Every line of the material below must be repeated exactly.

╔══

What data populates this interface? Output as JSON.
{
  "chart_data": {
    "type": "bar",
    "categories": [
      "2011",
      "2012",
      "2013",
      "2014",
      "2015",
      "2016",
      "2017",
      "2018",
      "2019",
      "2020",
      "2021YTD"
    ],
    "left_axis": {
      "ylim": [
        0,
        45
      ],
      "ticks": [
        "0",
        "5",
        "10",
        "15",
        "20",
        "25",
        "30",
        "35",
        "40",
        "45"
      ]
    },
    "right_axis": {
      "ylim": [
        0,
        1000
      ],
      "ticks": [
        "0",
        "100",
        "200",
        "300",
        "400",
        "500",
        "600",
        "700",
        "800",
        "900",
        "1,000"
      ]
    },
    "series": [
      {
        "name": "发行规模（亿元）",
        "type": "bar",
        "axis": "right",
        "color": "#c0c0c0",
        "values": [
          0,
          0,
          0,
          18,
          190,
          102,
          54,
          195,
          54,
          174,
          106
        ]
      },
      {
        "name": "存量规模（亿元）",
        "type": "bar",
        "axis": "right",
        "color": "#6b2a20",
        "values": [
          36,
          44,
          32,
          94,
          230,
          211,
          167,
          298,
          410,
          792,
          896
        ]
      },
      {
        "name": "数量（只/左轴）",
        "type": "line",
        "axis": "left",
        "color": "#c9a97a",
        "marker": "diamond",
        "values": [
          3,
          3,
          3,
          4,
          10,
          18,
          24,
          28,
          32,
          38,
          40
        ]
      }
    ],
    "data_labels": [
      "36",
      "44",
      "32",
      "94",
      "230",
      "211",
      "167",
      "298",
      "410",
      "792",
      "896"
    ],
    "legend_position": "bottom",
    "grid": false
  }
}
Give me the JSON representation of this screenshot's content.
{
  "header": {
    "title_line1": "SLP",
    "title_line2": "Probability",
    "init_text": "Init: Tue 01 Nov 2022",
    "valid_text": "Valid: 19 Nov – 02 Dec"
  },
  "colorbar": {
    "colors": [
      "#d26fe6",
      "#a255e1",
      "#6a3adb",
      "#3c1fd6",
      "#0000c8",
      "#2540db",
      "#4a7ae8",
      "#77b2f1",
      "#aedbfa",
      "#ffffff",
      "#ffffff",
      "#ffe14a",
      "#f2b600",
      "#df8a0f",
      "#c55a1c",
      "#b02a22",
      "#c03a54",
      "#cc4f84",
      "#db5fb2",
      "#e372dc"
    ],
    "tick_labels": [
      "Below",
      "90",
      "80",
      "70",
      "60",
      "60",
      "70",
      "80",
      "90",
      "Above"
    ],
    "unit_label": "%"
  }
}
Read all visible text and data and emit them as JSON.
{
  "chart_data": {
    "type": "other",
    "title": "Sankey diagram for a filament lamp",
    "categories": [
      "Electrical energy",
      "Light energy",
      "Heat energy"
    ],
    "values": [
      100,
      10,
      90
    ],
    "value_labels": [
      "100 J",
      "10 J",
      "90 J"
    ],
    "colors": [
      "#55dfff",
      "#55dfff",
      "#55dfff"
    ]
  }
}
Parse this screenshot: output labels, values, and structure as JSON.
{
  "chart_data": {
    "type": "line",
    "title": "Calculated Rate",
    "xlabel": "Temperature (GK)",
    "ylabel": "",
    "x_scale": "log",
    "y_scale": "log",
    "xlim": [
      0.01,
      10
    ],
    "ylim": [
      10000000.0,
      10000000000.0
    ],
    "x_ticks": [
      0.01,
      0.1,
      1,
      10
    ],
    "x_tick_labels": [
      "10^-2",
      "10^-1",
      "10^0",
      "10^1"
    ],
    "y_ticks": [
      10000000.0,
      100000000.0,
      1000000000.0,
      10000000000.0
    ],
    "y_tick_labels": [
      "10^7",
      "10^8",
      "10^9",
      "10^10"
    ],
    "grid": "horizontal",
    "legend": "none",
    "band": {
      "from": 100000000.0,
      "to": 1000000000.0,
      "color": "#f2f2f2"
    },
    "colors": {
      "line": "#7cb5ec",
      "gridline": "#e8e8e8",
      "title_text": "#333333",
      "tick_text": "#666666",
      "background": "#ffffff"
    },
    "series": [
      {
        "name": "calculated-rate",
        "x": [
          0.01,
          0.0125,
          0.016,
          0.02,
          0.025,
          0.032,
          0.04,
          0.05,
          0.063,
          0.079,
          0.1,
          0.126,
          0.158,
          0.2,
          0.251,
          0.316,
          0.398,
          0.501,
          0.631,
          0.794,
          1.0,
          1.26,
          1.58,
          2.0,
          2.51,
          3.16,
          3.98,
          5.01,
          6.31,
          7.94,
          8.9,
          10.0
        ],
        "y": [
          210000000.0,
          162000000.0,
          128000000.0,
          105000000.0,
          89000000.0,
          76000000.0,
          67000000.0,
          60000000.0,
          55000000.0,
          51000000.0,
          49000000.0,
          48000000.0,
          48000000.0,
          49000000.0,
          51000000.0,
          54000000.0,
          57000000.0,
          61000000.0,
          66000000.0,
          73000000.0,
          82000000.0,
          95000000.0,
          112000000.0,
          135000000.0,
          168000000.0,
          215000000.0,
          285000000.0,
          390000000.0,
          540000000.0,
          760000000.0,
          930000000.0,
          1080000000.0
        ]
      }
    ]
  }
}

╚══

- Correct result -
What data populates this interface? Output as JSON.
{
  "chart_data": {
    "type": "bar",
    "categories": [
      "2011",
      "2012",
      "2013",
      "2014",
      "2015",
      "2016",
      "2017",
      "2018",
      "2019",
      "2020",
      "2021YTD"
    ],
    "left_axis": {
      "ylim": [
        0,
        45
      ],
      "ticks": [
        "0",
        "5",
        "10",
        "15",
        "20",
        "25",
        "30",
        "35",
        "40",
        "45"
      ]
    },
    "right_axis": {
      "ylim": [
        0,
        1000
      ],
      "ticks": [
        "0",
        "100",
        "200",
        "300",
        "400",
        "500",
        "600",
        "700",
        "800",
        "900",
        "1,000"
      ]
    },
    "series": [
      {
        "name": "发行规模（亿元）",
        "type": "bar",
        "axis": "right",
        "color": "#c0c0c0",
        "values": [
          0,
          0,
          0,
          18,
          190,
          102,
          54,
          195,
          54,
          174,
          106
        ]
      },
      {
        "name": "存量规模（亿元）",
        "type": "bar",
        "axis": "right",
        "color": "#6b2a20",
        "values": [
          36,
          44,
          32,
          94,
          230,
          211,
          167,
          298,
          410,
          792,
          896
        ]
      },
      {
        "name": "数量（只/左轴）",
        "type": "line",
        "axis": "left",
        "color": "#c9a97a",
        "marker": "diamond",
        "values": [
          3,
          3,
          3,
          4,
          10,
          18,
          24,
          28,
          32,
          38,
          40
        ]
      }
    ],
    "data_labels": [
      "36",
      "44",
      "32",
      "94",
      "230",
      "211",
      "167",
      "298",
      "410",
      "792",
      "896"
    ],
    "legend_position": "bottom",
    "grid": false
  }
}
Give me the JSON representation of this screenshot's content.
{
  "header": {
    "title_line1": "SLP",
    "title_line2": "Probability",
    "init_text": "Init: Tue 01 Nov 2022",
    "valid_text": "Valid: 19 Nov – 02 Dec"
  },
  "colorbar": {
    "colors": [
      "#d26fe6",
      "#a255e1",
      "#6a3adb",
      "#3c1fd6",
      "#0000c8",
      "#2540db",
      "#4a7ae8",
      "#77b2f1",
      "#aedbfa",
      "#ffffff",
      "#ffffff",
      "#ffe14a",
      "#f2b600",
      "#df8a0f",
      "#c55a1c",
      "#b02a22",
      "#c03a54",
      "#cc4f84",
      "#db5fb2",
      "#e372dc"
    ],
    "tick_labels": [
      "Below",
      "90",
      "80",
      "70",
      "60",
      "60",
      "70",
      "80",
      "90",
      "Above"
    ],
    "unit_label": "%"
  }
}
Read all visible text and data and emit them as JSON.
{
  "chart_data": {
    "type": "other",
    "title": "Sankey diagram for a filament lamp",
    "categories": [
      "Electrical energy",
      "Light energy",
      "Heat energy"
    ],
    "values": [
      100,
      10,
      90
    ],
    "value_labels": [
      "100 J",
      "10 J",
      "90 J"
    ],
    "colors": [
      "#55dfff",
      "#55dfff",
      "#55dfff"
    ]
  }
}
Parse this screenshot: output labels, values, and structure as JSON.
{
  "chart_data": {
    "type": "line",
    "title": "Calculated Rate",
    "xlabel": "Temperature (GK)",
    "ylabel": "",
    "x_scale": "log",
    "y_scale": "log",
    "xlim": [
      0.01,
      10
    ],
    "ylim": [
      10000000.0,
      10000000000.0
    ],
    "x_ticks": [
      0.01,
      0.1,
      1,
      10
    ],
    "x_tick_labels": [
      "10^-2",
      "10^-1",
      "10^0",
      "10^1"
    ],
    "y_ticks": [
      10000000.0,
      100000000.0,
      1000000000.0,
      10000000000.0
    ],
    "y_tick_labels": [
      "10^7",
      "10^8",
      "10^9",
      "10^10"
    ],
    "grid": "horizontal",
    "legend": "none",
    "band": {
      "from": 100000000.0,
      "to": 1000000000.0,
      "color": "#f2f2f2"
    },
    "colors": {
      "line": "#7cb5ec",
      "gridline": "#e8e8e8",
      "title_text": "#333333",
      "tick_text": "#666666",
      "background": "#ffffff"
    },
    "series": [
      {
        "name": "calculated-rate",
        "x": [
          0.01,
          0.0125,
          0.016,
          0.02,
          0.025,
          0.032,
          0.04,
          0.05,
          0.063,
          0.079,
          0.1,
          0.126,
          0.158,
          0.2,
          0.251,
          0.316,
          0.398,
          0.501,
          0.631,
          0.794,
          1.0,
          1.26,
          1.58,
          2.0,
          2.51,
          3.16,
          3.98,
          5.01,
          6.31,
          7.94,
          8.9,
          10.0
        ],
        "y": [
          210000000.0,
          162000000.0,
          128000000.0,
          105000000.0,
          89000000.0,
          76000000.0,
          67000000.0,
          60000000.0,
          55000000.0,
          51000000.0,
          49000000.0,
          48000000.0,
          48000000.0,
          49000000.0,
          51000000.0,
          54000000.0,
          57000000.0,
          61000000.0,
          66000000.0,
          73000000.0,
          82000000.0,
          95000000.0,
          112000000.0,
          135000000.0,
          168000000.0,
          215000000.0,
          285000000.0,
          390000000.0,
          540000000.0,
          760000000.0,
          930000000.0,
          1080000000.0
        ]
      }
    ]
  }
}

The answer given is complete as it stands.